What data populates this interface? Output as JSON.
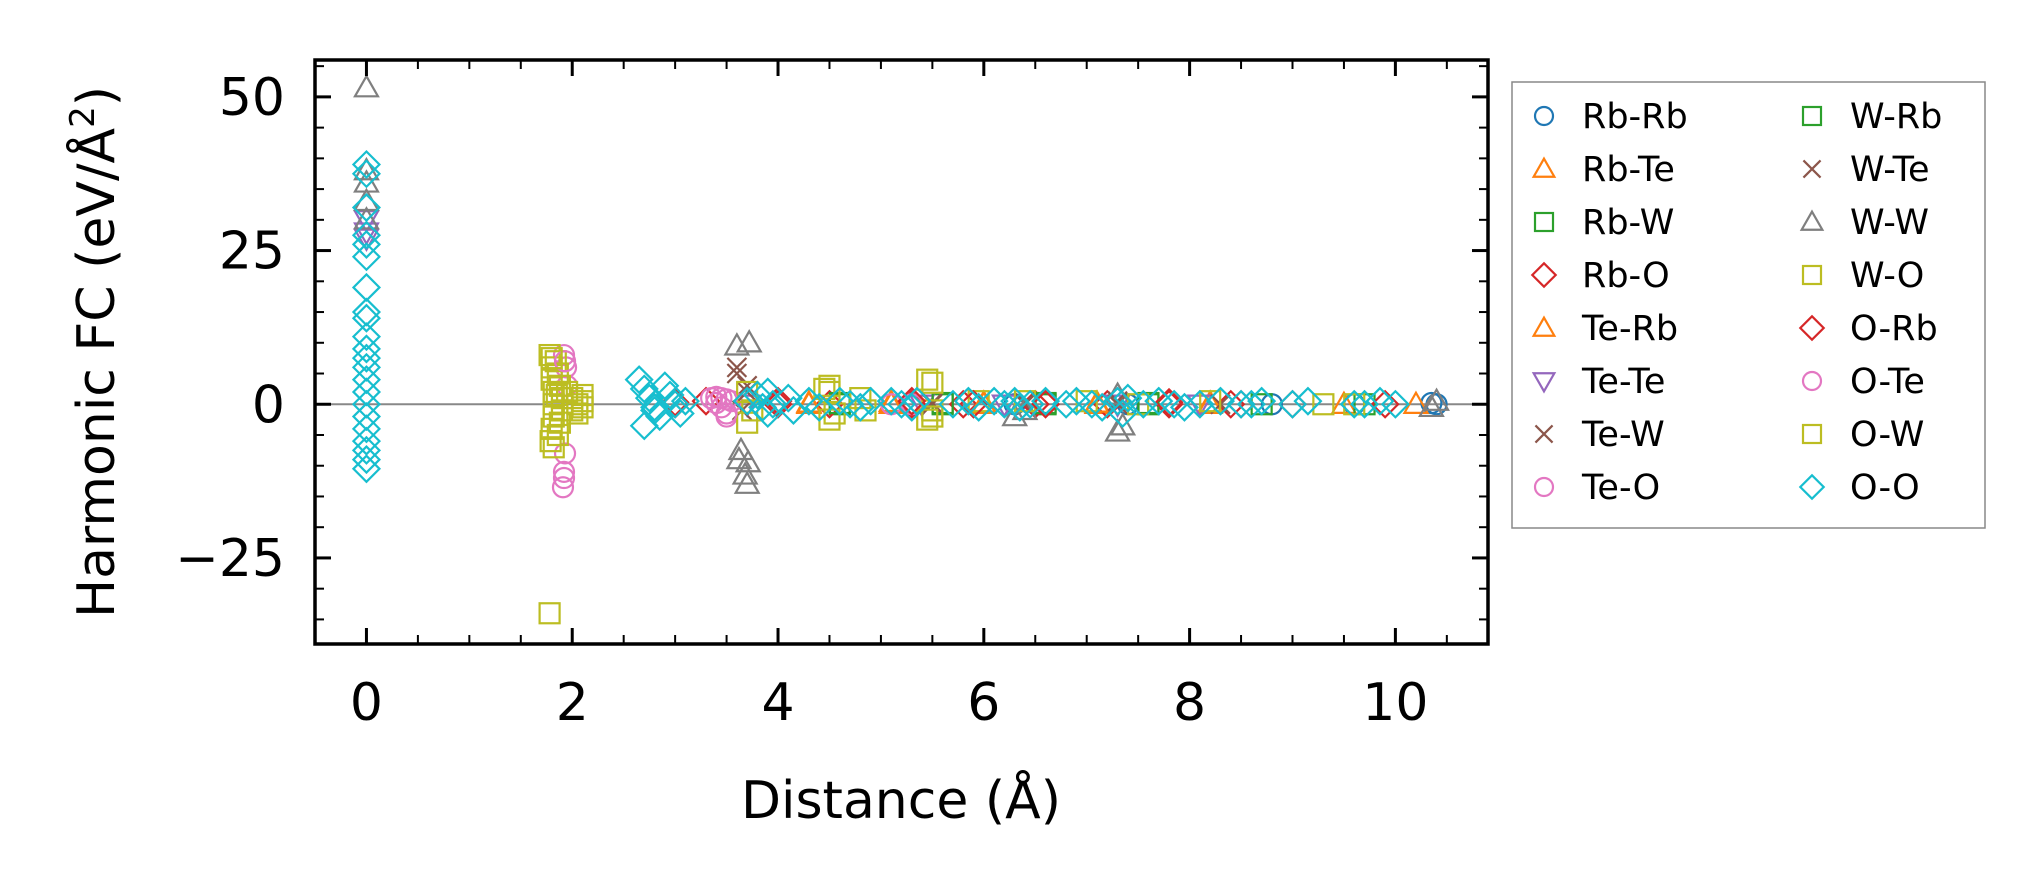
{
  "chart_data": {
    "type": "scatter",
    "xlabel": "Distance (Å)",
    "ylabel": "Harmonic FC (eV/Å²)",
    "ylabel_parts": {
      "main": "Harmonic FC (eV/Å",
      "sup": "2",
      "close": ")"
    },
    "xlim": [
      -0.5,
      10.9
    ],
    "ylim": [
      -39,
      56
    ],
    "xticks": [
      0,
      2,
      4,
      6,
      8,
      10
    ],
    "xtick_labels": [
      "0",
      "2",
      "4",
      "6",
      "8",
      "10"
    ],
    "yticks": [
      -25,
      0,
      25,
      50
    ],
    "ytick_labels": [
      "−25",
      "0",
      "25",
      "50"
    ],
    "zero_line": true,
    "grid": false,
    "legend_placement": "outside right",
    "series": [
      {
        "name": "Rb-Rb",
        "marker": "circle",
        "color": "#1f77b4",
        "points": [
          [
            10.4,
            0
          ],
          [
            10.35,
            0.2
          ],
          [
            9.6,
            0
          ],
          [
            8.8,
            0
          ],
          [
            7.4,
            0
          ],
          [
            6.3,
            0
          ]
        ]
      },
      {
        "name": "Rb-Te",
        "marker": "triangle-up",
        "color": "#ff7f0e",
        "points": [
          [
            4.3,
            0
          ],
          [
            5.1,
            0.3
          ],
          [
            6.0,
            0
          ],
          [
            7.1,
            0
          ],
          [
            8.2,
            0
          ],
          [
            9.5,
            0
          ],
          [
            10.2,
            0
          ]
        ]
      },
      {
        "name": "Rb-W",
        "marker": "square",
        "color": "#2ca02c",
        "points": [
          [
            4.6,
            0
          ],
          [
            5.6,
            0
          ],
          [
            6.6,
            0
          ],
          [
            7.6,
            0
          ],
          [
            8.7,
            0
          ],
          [
            9.7,
            0
          ]
        ]
      },
      {
        "name": "Rb-O",
        "marker": "diamond",
        "color": "#d62728",
        "points": [
          [
            3.0,
            0
          ],
          [
            3.3,
            0.5
          ],
          [
            4.0,
            0
          ],
          [
            4.5,
            0
          ],
          [
            5.3,
            0
          ],
          [
            5.8,
            0
          ],
          [
            6.5,
            0
          ],
          [
            7.2,
            0
          ],
          [
            7.8,
            0
          ],
          [
            8.4,
            0
          ],
          [
            9.0,
            0
          ],
          [
            9.9,
            0
          ]
        ]
      },
      {
        "name": "Te-Rb",
        "marker": "triangle-up",
        "color": "#ff7f0e",
        "points": [
          [
            4.3,
            0.2
          ],
          [
            5.1,
            0
          ],
          [
            6.0,
            0.2
          ],
          [
            7.1,
            0.2
          ],
          [
            8.2,
            0.2
          ]
        ]
      },
      {
        "name": "Te-Te",
        "marker": "triangle-down",
        "color": "#9467bd",
        "points": [
          [
            0,
            30
          ],
          [
            0,
            28
          ],
          [
            0,
            27
          ],
          [
            3.7,
            0
          ],
          [
            5.4,
            0
          ],
          [
            6.2,
            0
          ],
          [
            7.3,
            0
          ],
          [
            8.1,
            0
          ]
        ]
      },
      {
        "name": "Te-W",
        "marker": "x",
        "color": "#8c564b",
        "points": [
          [
            3.6,
            6
          ],
          [
            3.7,
            3
          ],
          [
            3.65,
            -1
          ],
          [
            5.5,
            0
          ],
          [
            6.4,
            0
          ],
          [
            7.3,
            0.5
          ],
          [
            8.3,
            0
          ]
        ]
      },
      {
        "name": "Te-O",
        "marker": "circle",
        "color": "#e377c2",
        "points": [
          [
            1.92,
            8
          ],
          [
            1.94,
            6
          ],
          [
            1.95,
            3
          ],
          [
            1.93,
            -8
          ],
          [
            1.92,
            -11
          ],
          [
            1.91,
            -13.5
          ],
          [
            3.35,
            1
          ],
          [
            3.4,
            0.2
          ],
          [
            3.45,
            -0.5
          ],
          [
            3.5,
            -2
          ],
          [
            3.55,
            0.5
          ],
          [
            3.45,
            1
          ],
          [
            5.1,
            0
          ],
          [
            5.3,
            0
          ]
        ]
      },
      {
        "name": "W-Rb",
        "marker": "square",
        "color": "#2ca02c",
        "points": [
          [
            4.6,
            0.2
          ],
          [
            5.6,
            0.2
          ],
          [
            6.6,
            0.2
          ],
          [
            7.6,
            0.2
          ]
        ]
      },
      {
        "name": "W-Te",
        "marker": "x",
        "color": "#8c564b",
        "points": [
          [
            3.6,
            5
          ],
          [
            3.7,
            2
          ],
          [
            5.5,
            0.2
          ],
          [
            6.4,
            0.2
          ],
          [
            7.3,
            0
          ]
        ]
      },
      {
        "name": "W-W",
        "marker": "triangle-up",
        "color": "#7f7f7f",
        "points": [
          [
            0,
            51.5
          ],
          [
            0,
            38
          ],
          [
            0,
            36
          ],
          [
            0,
            33
          ],
          [
            0,
            30
          ],
          [
            3.6,
            9.5
          ],
          [
            3.72,
            10
          ],
          [
            3.62,
            -9
          ],
          [
            3.68,
            -11.5
          ],
          [
            3.7,
            -13
          ],
          [
            3.64,
            -7.5
          ],
          [
            3.71,
            -9.5
          ],
          [
            6.3,
            -2
          ],
          [
            6.4,
            -1
          ],
          [
            7.3,
            -4.5
          ],
          [
            7.35,
            -3.5
          ],
          [
            7.3,
            1.5
          ],
          [
            10.35,
            -0.5
          ],
          [
            10.4,
            0.5
          ]
        ]
      },
      {
        "name": "W-O",
        "marker": "square",
        "color": "#bcbd22",
        "points": [
          [
            1.78,
            -34
          ],
          [
            1.78,
            8
          ],
          [
            1.8,
            6
          ],
          [
            1.8,
            4
          ],
          [
            1.82,
            2
          ],
          [
            1.82,
            0
          ],
          [
            1.82,
            -2
          ],
          [
            1.8,
            -4
          ],
          [
            1.79,
            -6
          ],
          [
            1.84,
            7
          ],
          [
            1.86,
            5
          ],
          [
            1.88,
            3
          ],
          [
            1.9,
            1
          ],
          [
            1.9,
            -1
          ],
          [
            1.88,
            -3
          ],
          [
            1.86,
            -5
          ],
          [
            1.95,
            2
          ],
          [
            2.0,
            1
          ],
          [
            2.05,
            0
          ],
          [
            2.0,
            -1
          ],
          [
            2.1,
            0.5
          ],
          [
            2.1,
            -0.5
          ],
          [
            3.7,
            2
          ],
          [
            3.75,
            -1
          ],
          [
            3.7,
            -3
          ],
          [
            4.45,
            2.5
          ],
          [
            4.5,
            3
          ],
          [
            4.5,
            -2.5
          ],
          [
            4.55,
            -1.5
          ],
          [
            4.8,
            1
          ],
          [
            4.85,
            -1
          ],
          [
            5.45,
            4
          ],
          [
            5.5,
            3.5
          ],
          [
            5.45,
            -2.5
          ],
          [
            5.5,
            -1
          ],
          [
            5.95,
            0.5
          ],
          [
            6.4,
            0.5
          ],
          [
            7.0,
            0.5
          ],
          [
            7.5,
            0
          ],
          [
            8.2,
            0.5
          ],
          [
            9.3,
            0
          ],
          [
            9.6,
            0
          ]
        ]
      },
      {
        "name": "O-Rb",
        "marker": "diamond",
        "color": "#d62728",
        "points": [
          [
            3.0,
            0.3
          ],
          [
            4.0,
            0.5
          ],
          [
            5.3,
            0.5
          ],
          [
            5.9,
            0
          ],
          [
            6.6,
            0
          ],
          [
            7.8,
            0.3
          ],
          [
            8.5,
            0
          ]
        ]
      },
      {
        "name": "O-Te",
        "marker": "circle",
        "color": "#e377c2",
        "points": [
          [
            1.93,
            7
          ],
          [
            1.92,
            -12
          ],
          [
            3.4,
            1.2
          ],
          [
            3.5,
            -1.5
          ],
          [
            3.5,
            0.8
          ]
        ]
      },
      {
        "name": "O-W",
        "marker": "square",
        "color": "#bcbd22",
        "points": [
          [
            1.8,
            7.5
          ],
          [
            1.82,
            -7
          ],
          [
            1.85,
            1.5
          ],
          [
            2.05,
            -1.5
          ],
          [
            2.1,
            1.5
          ],
          [
            4.5,
            2
          ],
          [
            5.5,
            -2
          ]
        ]
      },
      {
        "name": "O-O",
        "marker": "diamond",
        "color": "#17becf",
        "points": [
          [
            0,
            39
          ],
          [
            0,
            37.5
          ],
          [
            0,
            32
          ],
          [
            0,
            27.5
          ],
          [
            0,
            26
          ],
          [
            0,
            24
          ],
          [
            0,
            19
          ],
          [
            0,
            15
          ],
          [
            0,
            14
          ],
          [
            0,
            11
          ],
          [
            0,
            9
          ],
          [
            0,
            7.5
          ],
          [
            0,
            6
          ],
          [
            0,
            4
          ],
          [
            0,
            2
          ],
          [
            0,
            0
          ],
          [
            0,
            -2
          ],
          [
            0,
            -4
          ],
          [
            0,
            -6
          ],
          [
            0,
            -7.5
          ],
          [
            0,
            -9
          ],
          [
            0,
            -10.5
          ],
          [
            2.65,
            4
          ],
          [
            2.7,
            2.5
          ],
          [
            2.75,
            1
          ],
          [
            2.8,
            -0.5
          ],
          [
            2.85,
            -2
          ],
          [
            2.7,
            -3.5
          ],
          [
            2.9,
            3
          ],
          [
            2.95,
            1.5
          ],
          [
            3.0,
            0
          ],
          [
            3.05,
            -1.5
          ],
          [
            3.1,
            0.5
          ],
          [
            2.8,
            -1
          ],
          [
            3.7,
            0.5
          ],
          [
            3.8,
            1.5
          ],
          [
            3.85,
            -0.5
          ],
          [
            3.9,
            2
          ],
          [
            3.9,
            -1.5
          ],
          [
            3.95,
            0
          ],
          [
            4.1,
            1
          ],
          [
            4.15,
            -1
          ],
          [
            4.3,
            0.5
          ],
          [
            4.4,
            -0.5
          ],
          [
            4.6,
            0.5
          ],
          [
            4.7,
            0
          ],
          [
            4.8,
            -0.5
          ],
          [
            4.9,
            0.5
          ],
          [
            5.1,
            0.5
          ],
          [
            5.2,
            0
          ],
          [
            5.3,
            -0.5
          ],
          [
            5.35,
            0.5
          ],
          [
            5.7,
            0
          ],
          [
            5.85,
            0.5
          ],
          [
            5.95,
            -0.5
          ],
          [
            6.1,
            0.5
          ],
          [
            6.2,
            0
          ],
          [
            6.3,
            0.5
          ],
          [
            6.35,
            -0.5
          ],
          [
            6.45,
            0
          ],
          [
            6.6,
            0.5
          ],
          [
            6.8,
            0
          ],
          [
            6.9,
            0.5
          ],
          [
            7.05,
            0
          ],
          [
            7.15,
            -0.5
          ],
          [
            7.3,
            0.5
          ],
          [
            7.35,
            -1.5
          ],
          [
            7.4,
            1
          ],
          [
            7.55,
            0
          ],
          [
            7.7,
            0.5
          ],
          [
            7.85,
            0
          ],
          [
            7.95,
            -0.5
          ],
          [
            8.1,
            0
          ],
          [
            8.3,
            0.5
          ],
          [
            8.5,
            0
          ],
          [
            8.6,
            0
          ],
          [
            8.7,
            0.5
          ],
          [
            9.0,
            0
          ],
          [
            9.15,
            0.5
          ],
          [
            9.6,
            0
          ],
          [
            9.7,
            0
          ],
          [
            9.85,
            0.5
          ],
          [
            10.0,
            0
          ]
        ]
      }
    ]
  }
}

==================================================

_Directions:_
Using the listing above, say how many of its lines contain the string "Harmonic", giving nothing but the figure.

_Result:_
2